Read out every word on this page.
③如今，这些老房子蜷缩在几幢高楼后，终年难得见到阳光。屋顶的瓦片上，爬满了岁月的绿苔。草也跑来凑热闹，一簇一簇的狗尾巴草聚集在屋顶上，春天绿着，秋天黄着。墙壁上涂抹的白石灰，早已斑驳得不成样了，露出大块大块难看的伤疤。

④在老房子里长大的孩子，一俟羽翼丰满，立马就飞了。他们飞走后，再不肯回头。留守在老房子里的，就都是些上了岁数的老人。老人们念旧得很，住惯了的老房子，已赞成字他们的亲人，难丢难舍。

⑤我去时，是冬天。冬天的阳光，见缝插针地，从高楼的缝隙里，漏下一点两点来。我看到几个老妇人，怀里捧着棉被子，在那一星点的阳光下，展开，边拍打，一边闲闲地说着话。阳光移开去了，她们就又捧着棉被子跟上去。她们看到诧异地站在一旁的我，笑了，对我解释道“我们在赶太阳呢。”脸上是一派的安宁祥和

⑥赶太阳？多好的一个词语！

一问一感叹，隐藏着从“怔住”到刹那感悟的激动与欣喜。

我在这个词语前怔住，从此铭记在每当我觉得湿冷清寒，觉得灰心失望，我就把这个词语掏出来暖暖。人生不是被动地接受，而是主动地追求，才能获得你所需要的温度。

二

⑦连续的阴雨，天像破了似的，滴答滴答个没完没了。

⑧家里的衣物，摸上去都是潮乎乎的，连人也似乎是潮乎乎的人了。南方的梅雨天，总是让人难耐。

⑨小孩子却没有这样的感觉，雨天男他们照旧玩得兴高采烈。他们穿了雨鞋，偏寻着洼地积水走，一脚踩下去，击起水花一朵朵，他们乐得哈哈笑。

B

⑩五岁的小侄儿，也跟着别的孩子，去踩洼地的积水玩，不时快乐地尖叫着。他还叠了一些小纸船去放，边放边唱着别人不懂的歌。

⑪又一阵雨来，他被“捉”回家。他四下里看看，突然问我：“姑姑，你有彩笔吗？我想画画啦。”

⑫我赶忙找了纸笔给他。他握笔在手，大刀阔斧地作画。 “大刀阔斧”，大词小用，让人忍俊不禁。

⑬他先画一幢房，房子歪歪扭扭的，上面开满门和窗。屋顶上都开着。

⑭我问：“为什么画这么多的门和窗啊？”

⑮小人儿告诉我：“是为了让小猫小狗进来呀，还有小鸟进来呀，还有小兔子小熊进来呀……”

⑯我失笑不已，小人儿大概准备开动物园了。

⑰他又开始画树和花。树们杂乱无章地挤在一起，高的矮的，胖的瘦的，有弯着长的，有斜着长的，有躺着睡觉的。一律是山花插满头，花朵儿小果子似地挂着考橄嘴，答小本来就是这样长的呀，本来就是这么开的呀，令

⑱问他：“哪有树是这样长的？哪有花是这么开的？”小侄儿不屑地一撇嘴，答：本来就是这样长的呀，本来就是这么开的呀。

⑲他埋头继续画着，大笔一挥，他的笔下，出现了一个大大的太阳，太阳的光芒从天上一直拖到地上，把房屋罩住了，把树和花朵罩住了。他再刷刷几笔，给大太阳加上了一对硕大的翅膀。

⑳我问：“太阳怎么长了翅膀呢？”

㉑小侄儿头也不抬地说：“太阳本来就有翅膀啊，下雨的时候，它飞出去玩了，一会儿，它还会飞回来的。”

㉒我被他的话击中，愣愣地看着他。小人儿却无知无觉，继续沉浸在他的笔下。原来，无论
-------
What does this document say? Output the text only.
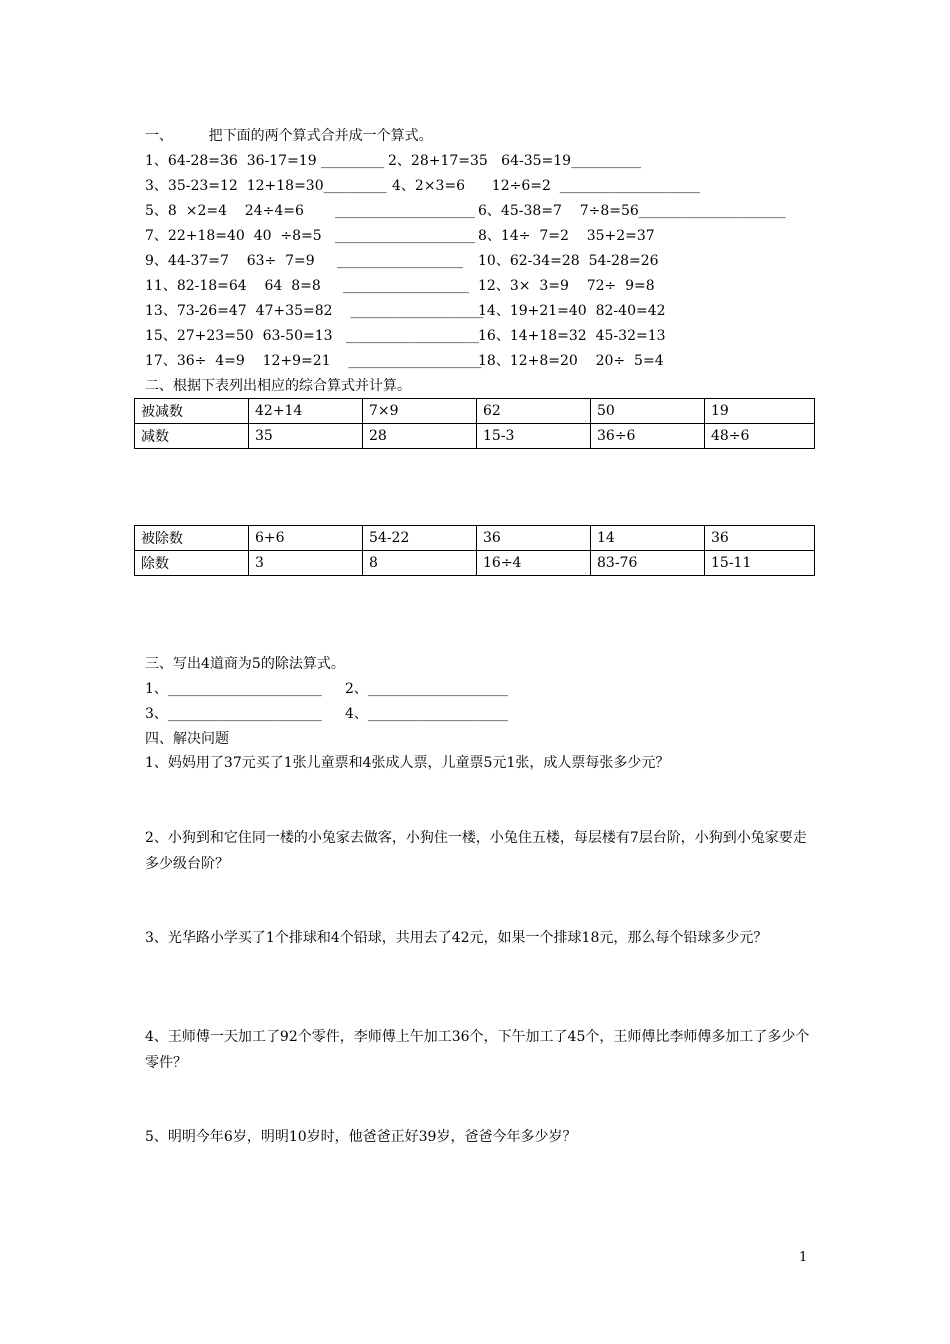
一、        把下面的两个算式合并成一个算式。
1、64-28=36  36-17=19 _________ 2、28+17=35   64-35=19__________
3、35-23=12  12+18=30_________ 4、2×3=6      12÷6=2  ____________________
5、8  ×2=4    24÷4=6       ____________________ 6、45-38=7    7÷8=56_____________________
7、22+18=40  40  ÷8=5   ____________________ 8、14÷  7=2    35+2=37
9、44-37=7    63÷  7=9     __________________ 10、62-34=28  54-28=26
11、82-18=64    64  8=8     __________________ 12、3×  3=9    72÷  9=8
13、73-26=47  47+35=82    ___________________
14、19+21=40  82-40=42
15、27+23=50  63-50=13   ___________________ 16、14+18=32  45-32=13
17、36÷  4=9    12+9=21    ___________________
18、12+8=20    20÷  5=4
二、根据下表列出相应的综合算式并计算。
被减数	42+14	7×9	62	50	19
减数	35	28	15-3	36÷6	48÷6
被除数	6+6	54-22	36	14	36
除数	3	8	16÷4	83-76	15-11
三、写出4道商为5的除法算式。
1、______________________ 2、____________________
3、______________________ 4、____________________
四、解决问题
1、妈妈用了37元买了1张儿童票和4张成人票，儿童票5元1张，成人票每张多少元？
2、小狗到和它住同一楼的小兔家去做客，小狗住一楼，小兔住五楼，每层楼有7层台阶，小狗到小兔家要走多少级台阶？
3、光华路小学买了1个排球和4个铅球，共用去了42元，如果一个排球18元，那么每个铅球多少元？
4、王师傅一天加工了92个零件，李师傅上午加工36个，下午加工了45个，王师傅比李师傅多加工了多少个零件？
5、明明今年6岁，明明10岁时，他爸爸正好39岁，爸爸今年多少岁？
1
-------
■ PROBLEM TO SOLVE ■
All lines above containing the string "本来就是这么开的呀" are to be collected.

■ SOLUTION TO THIS EXERCISE ■
⑰他又开始画树和花。树们杂乱无章地挤在一起，高的矮的，胖的瘦的，有弯着长的，有斜着长的，有躺着睡觉的。一律是山花插满头，花朵儿小果子似地挂着考橄嘴，答小本来就是这样长的呀，本来就是这么开的呀，令
⑱问他：“哪有树是这样长的？哪有花是这么开的？”小侄儿不屑地一撇嘴，答：本来就是这样长的呀，本来就是这么开的呀。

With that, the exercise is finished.